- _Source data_
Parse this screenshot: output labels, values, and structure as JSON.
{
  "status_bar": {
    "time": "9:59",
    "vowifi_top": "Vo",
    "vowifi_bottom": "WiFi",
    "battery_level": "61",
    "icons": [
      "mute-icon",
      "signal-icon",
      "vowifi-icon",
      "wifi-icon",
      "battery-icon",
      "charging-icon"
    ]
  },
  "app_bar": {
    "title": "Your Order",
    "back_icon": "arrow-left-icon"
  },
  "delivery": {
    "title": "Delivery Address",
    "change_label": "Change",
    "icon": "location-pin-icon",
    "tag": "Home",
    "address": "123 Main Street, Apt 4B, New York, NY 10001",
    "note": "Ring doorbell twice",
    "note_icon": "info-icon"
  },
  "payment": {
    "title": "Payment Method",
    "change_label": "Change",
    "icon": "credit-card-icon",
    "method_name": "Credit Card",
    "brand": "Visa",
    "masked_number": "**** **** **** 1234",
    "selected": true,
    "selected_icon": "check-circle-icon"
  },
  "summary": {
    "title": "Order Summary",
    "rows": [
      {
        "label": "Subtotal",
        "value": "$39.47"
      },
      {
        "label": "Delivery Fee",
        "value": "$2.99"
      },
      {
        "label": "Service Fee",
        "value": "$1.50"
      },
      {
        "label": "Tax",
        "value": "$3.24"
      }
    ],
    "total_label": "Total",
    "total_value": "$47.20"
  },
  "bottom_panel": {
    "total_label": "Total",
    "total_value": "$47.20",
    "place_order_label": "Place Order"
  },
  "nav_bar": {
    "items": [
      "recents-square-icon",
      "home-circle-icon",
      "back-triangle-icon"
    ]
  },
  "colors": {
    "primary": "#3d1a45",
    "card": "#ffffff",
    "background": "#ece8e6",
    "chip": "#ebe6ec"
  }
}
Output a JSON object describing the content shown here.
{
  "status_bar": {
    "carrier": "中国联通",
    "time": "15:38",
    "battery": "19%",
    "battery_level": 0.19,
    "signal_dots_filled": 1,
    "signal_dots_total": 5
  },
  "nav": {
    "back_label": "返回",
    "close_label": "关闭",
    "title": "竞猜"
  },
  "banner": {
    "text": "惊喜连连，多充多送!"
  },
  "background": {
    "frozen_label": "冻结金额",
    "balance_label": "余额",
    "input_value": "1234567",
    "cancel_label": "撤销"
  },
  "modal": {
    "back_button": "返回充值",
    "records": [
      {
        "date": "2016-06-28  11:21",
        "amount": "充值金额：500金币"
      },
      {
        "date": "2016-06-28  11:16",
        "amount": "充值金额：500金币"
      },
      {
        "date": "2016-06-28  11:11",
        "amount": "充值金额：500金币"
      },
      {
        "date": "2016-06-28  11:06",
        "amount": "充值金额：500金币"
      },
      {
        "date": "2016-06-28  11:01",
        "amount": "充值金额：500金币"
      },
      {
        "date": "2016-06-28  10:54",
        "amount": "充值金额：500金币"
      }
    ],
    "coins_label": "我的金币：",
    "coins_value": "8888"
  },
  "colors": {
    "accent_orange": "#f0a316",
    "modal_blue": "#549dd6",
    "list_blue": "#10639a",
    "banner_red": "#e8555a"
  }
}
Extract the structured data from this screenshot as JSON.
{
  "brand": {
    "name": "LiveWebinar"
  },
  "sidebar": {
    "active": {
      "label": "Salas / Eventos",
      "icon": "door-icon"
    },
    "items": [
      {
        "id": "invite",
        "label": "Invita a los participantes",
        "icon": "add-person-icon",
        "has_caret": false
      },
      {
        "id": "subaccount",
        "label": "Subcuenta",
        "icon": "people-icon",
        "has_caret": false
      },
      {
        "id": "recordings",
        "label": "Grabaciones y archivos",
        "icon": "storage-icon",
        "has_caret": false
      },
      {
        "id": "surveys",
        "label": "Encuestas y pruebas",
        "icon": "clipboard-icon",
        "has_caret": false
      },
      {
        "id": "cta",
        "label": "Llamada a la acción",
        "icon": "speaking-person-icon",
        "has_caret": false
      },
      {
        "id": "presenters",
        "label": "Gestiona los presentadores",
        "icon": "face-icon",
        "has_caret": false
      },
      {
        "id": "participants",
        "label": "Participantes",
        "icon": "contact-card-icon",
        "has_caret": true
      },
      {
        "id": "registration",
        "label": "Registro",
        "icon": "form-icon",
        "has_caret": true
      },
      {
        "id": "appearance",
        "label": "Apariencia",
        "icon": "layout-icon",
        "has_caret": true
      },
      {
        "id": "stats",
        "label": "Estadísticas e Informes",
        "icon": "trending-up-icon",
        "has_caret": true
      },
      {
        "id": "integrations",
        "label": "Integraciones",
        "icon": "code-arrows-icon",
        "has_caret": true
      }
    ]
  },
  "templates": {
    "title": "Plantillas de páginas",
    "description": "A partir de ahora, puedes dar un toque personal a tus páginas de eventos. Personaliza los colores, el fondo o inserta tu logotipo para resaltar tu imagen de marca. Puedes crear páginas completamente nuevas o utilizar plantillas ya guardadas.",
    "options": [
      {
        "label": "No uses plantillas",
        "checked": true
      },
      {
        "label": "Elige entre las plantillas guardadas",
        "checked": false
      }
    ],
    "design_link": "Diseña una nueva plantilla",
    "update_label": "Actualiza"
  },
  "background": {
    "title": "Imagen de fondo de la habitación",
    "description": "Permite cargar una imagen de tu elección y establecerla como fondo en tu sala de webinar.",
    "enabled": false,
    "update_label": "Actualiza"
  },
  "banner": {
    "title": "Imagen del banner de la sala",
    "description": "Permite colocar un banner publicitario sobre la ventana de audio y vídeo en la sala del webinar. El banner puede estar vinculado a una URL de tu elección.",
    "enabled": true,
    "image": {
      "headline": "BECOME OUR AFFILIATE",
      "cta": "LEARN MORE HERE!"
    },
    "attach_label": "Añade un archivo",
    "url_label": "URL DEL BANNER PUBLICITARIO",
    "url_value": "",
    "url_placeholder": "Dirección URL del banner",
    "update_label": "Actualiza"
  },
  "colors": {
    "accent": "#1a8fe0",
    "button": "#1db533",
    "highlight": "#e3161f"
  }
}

- _Aim of the task_
Pick out every line of the listing containing the word "this", and show those lines.

- _Written answer_
Parse this screenshot: output labels, values, and structure as JSON.
Extract the structured data from this screenshot as JSON.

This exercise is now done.